The problem
Search the records below for the word "emoji" and show every line where it occurs.

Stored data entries
Start
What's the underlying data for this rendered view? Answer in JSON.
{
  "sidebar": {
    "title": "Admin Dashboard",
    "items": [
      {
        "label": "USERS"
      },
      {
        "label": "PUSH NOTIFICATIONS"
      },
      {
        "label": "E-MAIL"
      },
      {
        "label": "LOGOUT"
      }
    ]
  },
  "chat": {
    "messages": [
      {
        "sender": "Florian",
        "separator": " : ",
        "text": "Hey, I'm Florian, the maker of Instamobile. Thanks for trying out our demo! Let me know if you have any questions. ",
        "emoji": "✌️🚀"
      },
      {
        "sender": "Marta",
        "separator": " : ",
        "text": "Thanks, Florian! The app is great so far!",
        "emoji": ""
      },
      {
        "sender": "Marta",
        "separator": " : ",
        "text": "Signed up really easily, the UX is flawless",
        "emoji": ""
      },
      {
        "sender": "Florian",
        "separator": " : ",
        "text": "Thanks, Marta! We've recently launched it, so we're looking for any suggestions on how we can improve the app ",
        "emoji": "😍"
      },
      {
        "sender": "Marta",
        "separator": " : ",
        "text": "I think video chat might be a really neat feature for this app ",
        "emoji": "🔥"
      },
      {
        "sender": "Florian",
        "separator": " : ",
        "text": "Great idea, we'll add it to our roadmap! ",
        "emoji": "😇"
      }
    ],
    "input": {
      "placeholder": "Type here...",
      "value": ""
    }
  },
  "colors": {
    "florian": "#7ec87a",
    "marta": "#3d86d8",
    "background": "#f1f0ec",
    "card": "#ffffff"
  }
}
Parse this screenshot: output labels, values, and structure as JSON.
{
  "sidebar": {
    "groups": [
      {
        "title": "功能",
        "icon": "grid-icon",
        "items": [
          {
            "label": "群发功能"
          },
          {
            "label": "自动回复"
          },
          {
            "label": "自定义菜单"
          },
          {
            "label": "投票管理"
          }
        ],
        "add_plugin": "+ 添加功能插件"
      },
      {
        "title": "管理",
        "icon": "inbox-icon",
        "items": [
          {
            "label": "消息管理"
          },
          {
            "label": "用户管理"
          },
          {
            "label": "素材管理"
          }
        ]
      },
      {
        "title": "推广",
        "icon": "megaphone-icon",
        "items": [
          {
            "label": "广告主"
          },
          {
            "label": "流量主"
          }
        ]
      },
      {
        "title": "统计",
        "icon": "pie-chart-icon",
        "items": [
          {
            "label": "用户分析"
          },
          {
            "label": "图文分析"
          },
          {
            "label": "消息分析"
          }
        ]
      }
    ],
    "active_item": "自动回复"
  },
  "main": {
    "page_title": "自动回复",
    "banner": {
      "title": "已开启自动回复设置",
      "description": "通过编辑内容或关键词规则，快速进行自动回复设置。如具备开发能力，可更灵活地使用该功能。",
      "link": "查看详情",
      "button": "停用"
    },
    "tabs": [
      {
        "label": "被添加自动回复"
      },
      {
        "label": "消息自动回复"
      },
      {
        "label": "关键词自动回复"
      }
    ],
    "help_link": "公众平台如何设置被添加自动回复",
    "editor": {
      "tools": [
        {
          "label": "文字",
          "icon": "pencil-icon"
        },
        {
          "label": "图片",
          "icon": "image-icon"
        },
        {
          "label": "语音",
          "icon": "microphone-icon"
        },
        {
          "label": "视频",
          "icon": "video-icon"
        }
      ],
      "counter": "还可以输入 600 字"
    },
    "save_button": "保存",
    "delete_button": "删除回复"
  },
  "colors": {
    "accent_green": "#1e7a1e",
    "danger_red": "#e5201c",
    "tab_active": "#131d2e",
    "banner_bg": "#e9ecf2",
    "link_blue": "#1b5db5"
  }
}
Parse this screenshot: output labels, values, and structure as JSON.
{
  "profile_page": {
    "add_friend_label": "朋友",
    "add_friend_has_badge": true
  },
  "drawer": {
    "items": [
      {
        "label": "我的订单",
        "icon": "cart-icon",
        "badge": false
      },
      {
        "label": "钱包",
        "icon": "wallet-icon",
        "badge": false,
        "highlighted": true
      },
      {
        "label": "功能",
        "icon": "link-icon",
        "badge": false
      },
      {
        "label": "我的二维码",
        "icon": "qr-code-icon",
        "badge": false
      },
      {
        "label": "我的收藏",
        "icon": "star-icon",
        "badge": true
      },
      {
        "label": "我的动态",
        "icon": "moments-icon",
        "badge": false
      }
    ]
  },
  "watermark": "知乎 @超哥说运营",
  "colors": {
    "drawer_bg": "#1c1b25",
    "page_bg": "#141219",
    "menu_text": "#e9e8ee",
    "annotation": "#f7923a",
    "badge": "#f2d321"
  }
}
End
In response
        "emoji": "✌️🚀"
        "emoji": ""
        "emoji": ""
        "emoji": "😍"
        "emoji": "🔥"
        "emoji": "😇"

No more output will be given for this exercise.